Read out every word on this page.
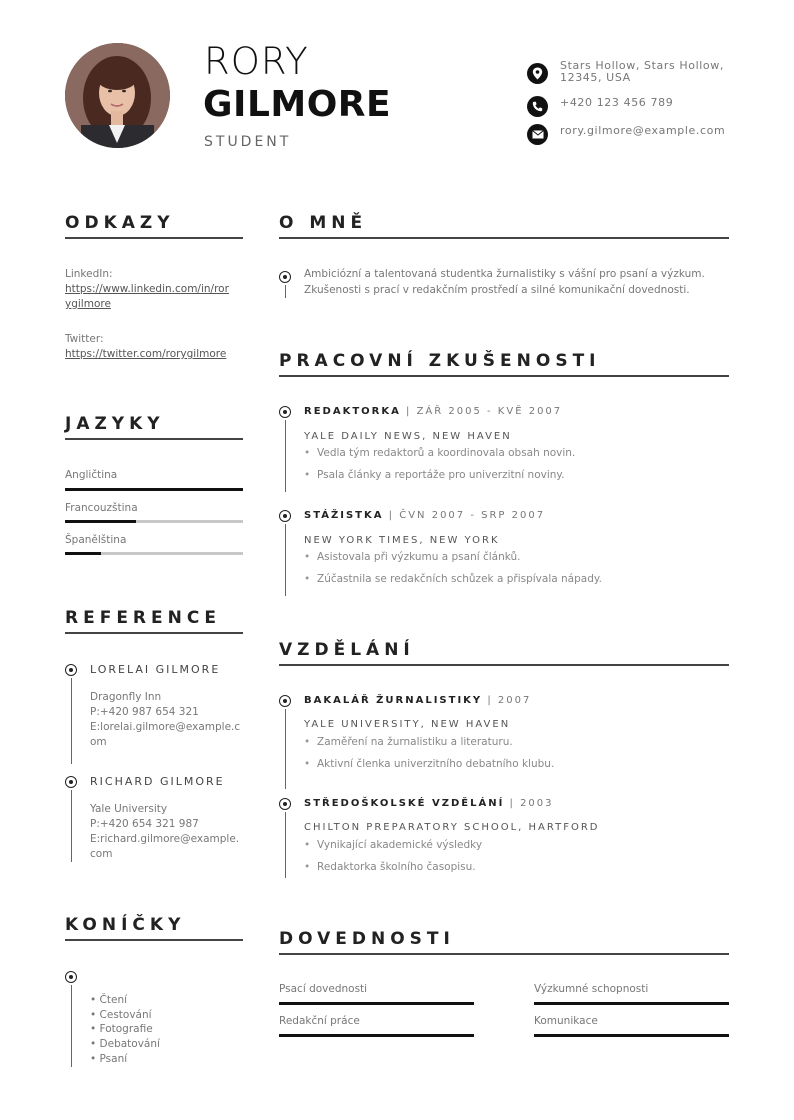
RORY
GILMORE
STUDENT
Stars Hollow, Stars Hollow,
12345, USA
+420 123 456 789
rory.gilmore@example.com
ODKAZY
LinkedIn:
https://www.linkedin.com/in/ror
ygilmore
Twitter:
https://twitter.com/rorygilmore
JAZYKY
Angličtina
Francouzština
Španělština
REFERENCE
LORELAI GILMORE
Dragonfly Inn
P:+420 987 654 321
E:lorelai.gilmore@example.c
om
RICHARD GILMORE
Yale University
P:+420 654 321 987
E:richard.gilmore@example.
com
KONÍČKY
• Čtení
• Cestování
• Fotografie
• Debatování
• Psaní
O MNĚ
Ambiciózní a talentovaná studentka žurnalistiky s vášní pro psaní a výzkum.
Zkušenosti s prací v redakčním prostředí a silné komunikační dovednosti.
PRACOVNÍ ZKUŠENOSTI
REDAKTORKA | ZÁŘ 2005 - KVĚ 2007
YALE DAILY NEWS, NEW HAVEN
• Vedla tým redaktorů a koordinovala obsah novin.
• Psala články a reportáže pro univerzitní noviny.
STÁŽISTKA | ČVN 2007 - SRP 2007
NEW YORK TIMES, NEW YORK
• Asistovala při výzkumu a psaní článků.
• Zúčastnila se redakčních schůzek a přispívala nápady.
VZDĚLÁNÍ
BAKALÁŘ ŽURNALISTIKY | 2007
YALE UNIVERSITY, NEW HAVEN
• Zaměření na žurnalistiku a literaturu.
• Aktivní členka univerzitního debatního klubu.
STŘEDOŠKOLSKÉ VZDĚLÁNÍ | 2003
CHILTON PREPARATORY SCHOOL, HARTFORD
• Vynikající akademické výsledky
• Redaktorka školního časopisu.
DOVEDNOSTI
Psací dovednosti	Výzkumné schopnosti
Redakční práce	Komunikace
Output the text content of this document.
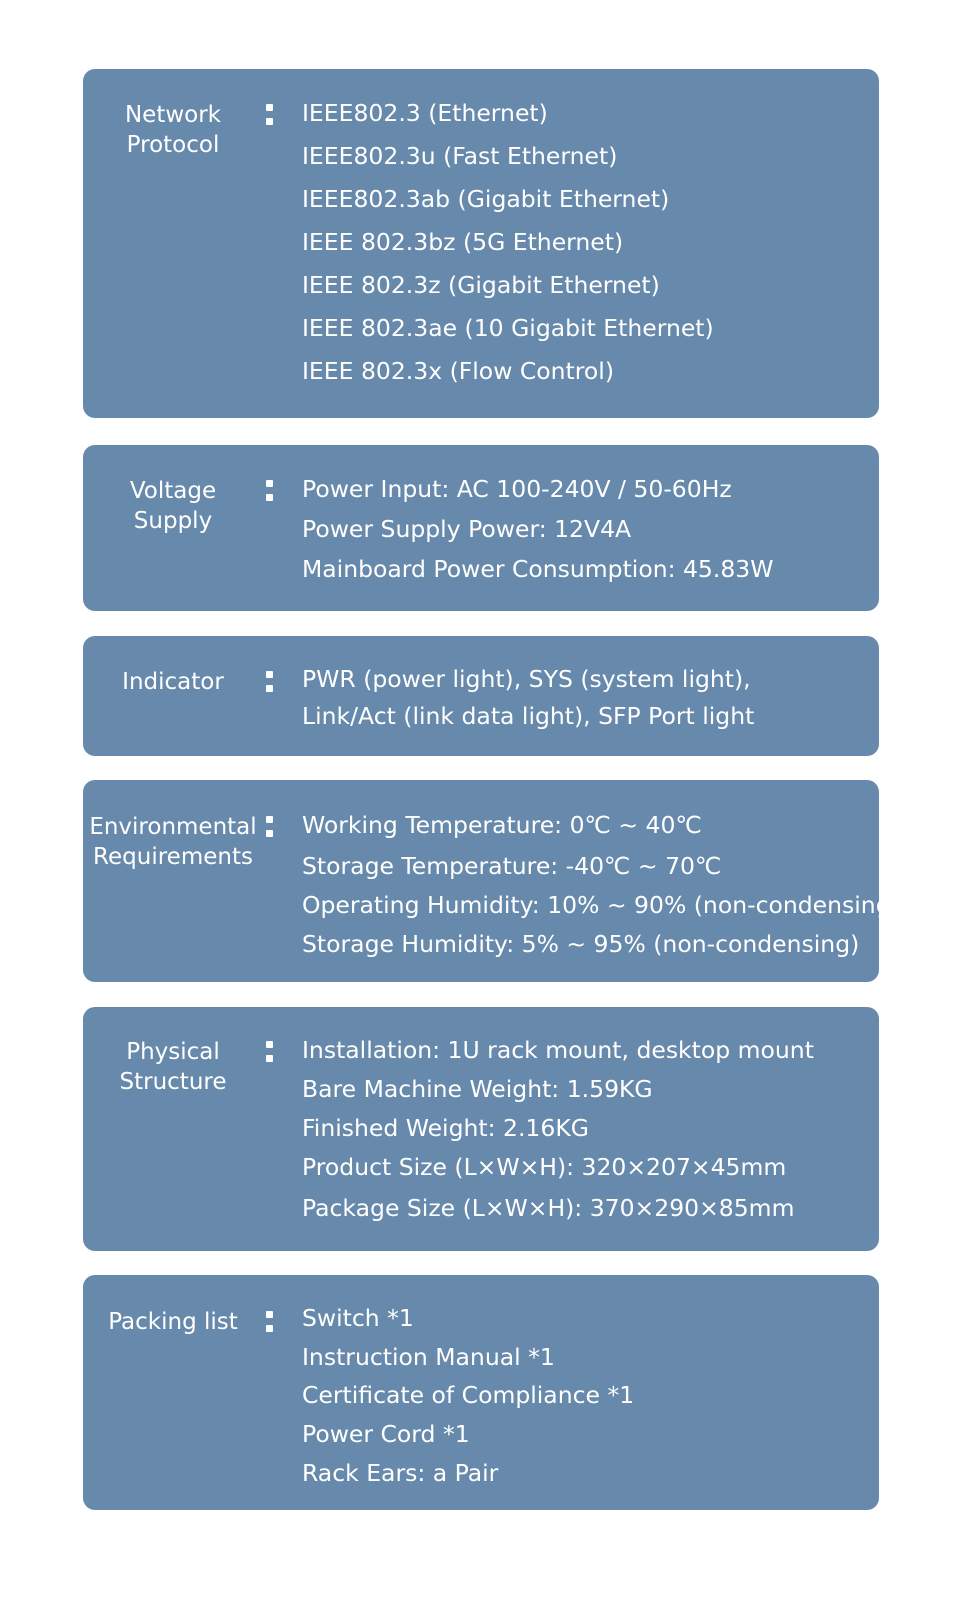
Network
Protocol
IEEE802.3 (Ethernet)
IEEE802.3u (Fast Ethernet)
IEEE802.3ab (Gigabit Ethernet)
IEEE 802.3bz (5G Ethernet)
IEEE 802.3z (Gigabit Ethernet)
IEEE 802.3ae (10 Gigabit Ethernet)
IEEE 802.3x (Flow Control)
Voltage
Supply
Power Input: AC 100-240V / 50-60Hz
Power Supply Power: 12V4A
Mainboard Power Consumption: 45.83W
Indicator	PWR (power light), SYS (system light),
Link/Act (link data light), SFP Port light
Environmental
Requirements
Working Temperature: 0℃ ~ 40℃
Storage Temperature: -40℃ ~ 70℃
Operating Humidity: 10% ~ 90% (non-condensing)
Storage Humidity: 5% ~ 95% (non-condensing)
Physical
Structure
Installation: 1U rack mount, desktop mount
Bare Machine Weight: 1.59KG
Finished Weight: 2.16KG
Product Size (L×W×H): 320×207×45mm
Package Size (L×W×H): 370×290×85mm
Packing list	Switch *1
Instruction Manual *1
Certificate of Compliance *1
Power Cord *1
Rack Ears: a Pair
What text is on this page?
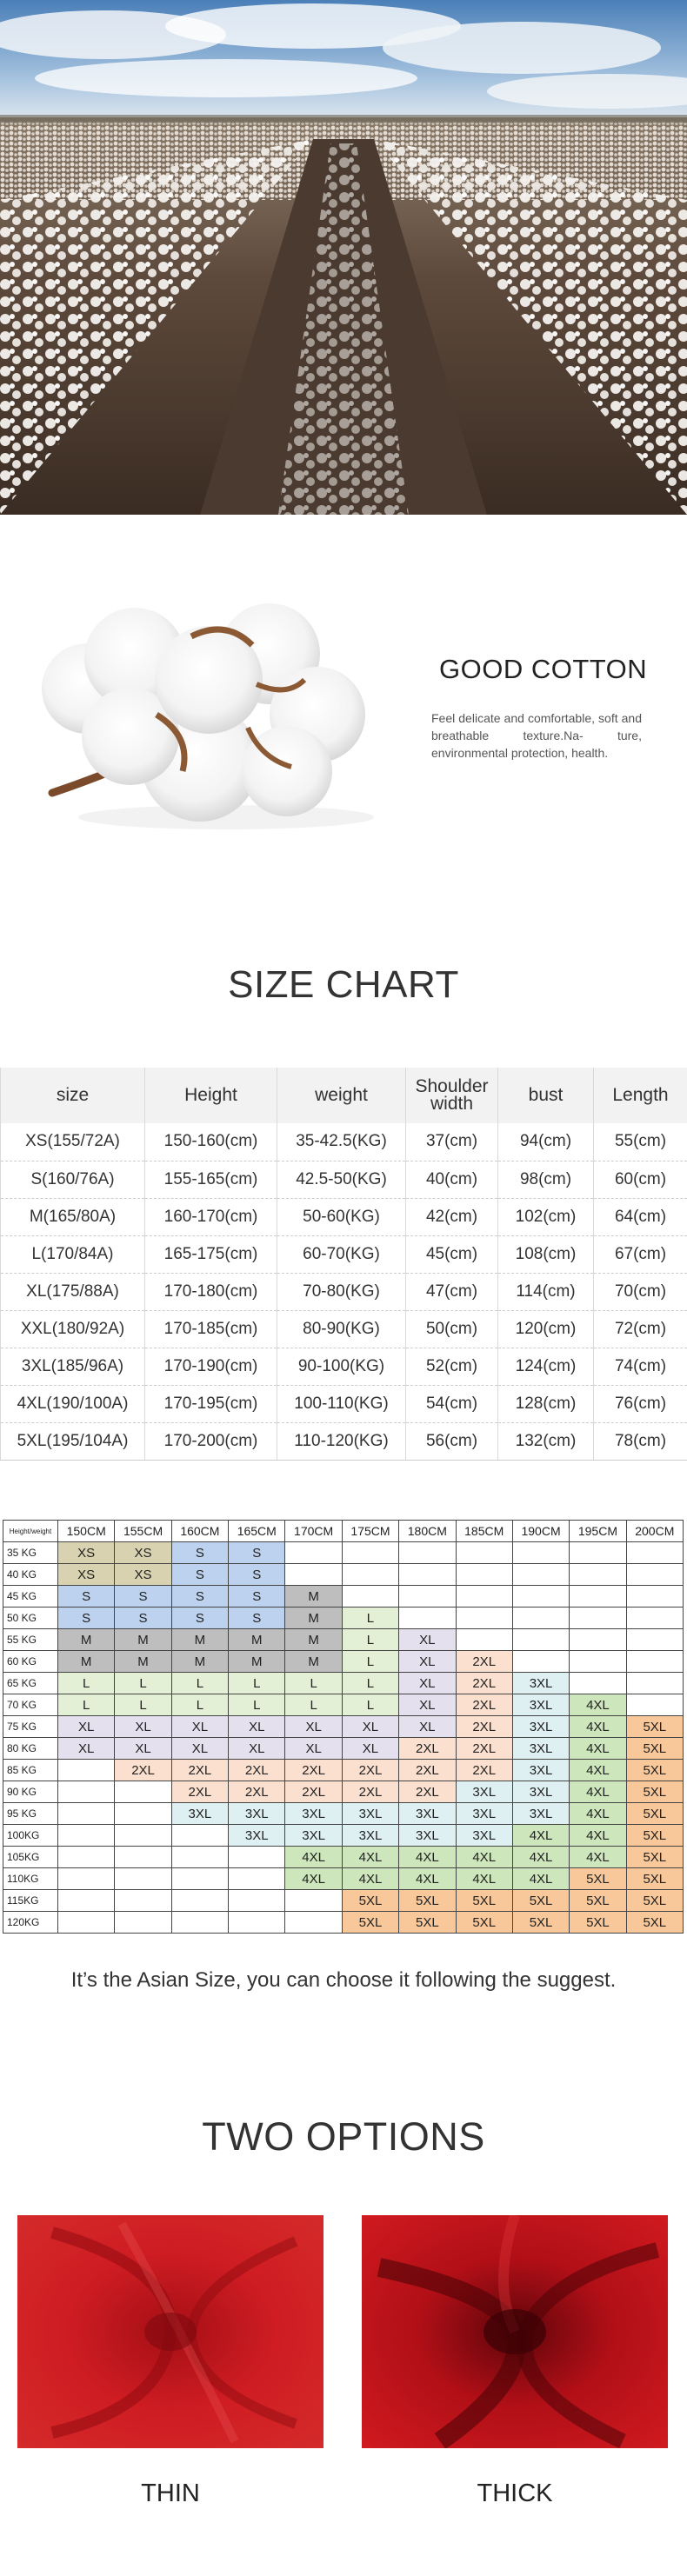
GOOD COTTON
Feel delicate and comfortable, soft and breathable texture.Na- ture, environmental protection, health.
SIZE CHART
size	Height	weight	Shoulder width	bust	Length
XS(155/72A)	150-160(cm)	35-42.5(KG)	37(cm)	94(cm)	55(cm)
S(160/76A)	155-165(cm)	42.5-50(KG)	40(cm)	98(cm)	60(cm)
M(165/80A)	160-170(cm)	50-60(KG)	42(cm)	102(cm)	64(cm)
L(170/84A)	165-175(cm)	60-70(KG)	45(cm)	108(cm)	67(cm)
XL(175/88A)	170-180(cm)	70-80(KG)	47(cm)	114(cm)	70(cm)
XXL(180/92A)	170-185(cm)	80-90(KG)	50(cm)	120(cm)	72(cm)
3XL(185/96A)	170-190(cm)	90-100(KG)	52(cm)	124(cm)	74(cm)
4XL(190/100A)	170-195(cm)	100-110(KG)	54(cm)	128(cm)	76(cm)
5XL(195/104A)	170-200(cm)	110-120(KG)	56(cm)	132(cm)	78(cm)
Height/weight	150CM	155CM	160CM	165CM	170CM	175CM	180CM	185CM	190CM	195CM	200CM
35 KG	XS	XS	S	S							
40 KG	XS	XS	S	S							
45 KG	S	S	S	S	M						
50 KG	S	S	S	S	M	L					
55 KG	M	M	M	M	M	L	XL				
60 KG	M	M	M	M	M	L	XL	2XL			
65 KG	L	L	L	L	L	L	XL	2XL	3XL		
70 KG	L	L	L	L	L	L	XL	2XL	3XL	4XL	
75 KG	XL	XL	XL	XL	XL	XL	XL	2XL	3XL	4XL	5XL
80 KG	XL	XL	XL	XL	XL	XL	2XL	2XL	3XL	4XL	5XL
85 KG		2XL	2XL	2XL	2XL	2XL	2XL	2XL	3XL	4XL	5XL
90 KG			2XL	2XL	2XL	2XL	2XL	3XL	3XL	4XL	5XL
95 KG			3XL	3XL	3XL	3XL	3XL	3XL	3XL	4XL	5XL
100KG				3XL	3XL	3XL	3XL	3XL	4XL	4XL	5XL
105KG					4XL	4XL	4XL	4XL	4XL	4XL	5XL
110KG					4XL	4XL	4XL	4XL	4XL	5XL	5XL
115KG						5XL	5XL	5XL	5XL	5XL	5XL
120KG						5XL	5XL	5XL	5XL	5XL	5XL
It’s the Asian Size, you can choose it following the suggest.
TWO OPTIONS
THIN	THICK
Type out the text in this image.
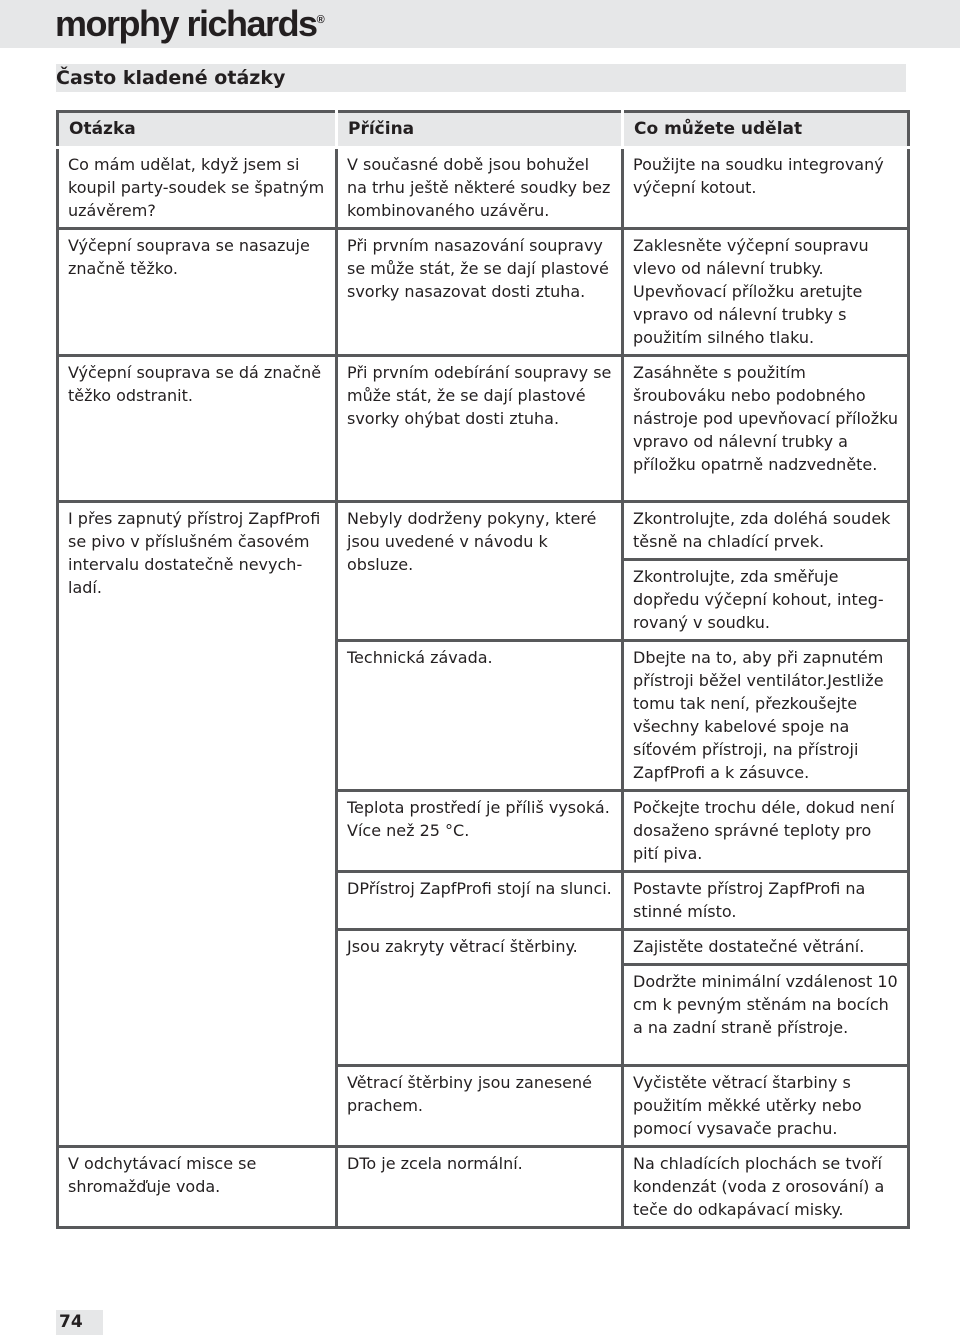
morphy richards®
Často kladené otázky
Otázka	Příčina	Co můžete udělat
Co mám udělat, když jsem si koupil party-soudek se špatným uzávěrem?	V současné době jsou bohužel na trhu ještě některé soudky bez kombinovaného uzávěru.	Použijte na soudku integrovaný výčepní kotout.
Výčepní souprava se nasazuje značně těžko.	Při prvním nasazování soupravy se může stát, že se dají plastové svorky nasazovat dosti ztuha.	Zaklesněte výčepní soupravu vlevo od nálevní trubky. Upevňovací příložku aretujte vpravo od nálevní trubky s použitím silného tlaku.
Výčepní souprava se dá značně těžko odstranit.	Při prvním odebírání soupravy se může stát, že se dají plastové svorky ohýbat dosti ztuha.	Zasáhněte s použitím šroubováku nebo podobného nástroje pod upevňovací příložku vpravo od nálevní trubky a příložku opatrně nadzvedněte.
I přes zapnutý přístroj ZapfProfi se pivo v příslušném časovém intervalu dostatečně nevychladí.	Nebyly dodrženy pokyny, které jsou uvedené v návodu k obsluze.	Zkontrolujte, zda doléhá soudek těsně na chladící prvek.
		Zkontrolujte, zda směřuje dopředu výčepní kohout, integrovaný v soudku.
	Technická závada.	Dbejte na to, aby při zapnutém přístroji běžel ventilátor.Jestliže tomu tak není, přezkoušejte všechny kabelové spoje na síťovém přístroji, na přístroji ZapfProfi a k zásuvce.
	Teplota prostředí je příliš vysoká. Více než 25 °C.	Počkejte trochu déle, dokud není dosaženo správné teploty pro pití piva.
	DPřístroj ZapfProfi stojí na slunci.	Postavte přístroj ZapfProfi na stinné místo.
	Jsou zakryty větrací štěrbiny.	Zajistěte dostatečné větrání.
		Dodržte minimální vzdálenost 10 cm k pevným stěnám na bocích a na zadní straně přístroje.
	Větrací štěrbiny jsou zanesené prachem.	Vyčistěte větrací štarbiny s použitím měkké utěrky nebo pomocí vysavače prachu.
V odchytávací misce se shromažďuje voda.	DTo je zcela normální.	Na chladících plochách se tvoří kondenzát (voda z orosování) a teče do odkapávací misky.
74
───
• [What this task involves] Collect every line above that contains the word "soudek".

• [Correct result]
Co mám udělat, když jsem si koupil party-soudek se špatným uzávěrem?	V současné době jsou bohužel na trhu ještě některé soudky bez kombinovaného uzávěru.	Použijte na soudku integrovaný výčepní kotout.
I přes zapnutý přístroj ZapfProfi se pivo v příslušném časovém intervalu dostatečně nevychladí.	Nebyly dodrženy pokyny, které jsou uvedené v návodu k obsluze.	Zkontrolujte, zda doléhá soudek těsně na chladící prvek.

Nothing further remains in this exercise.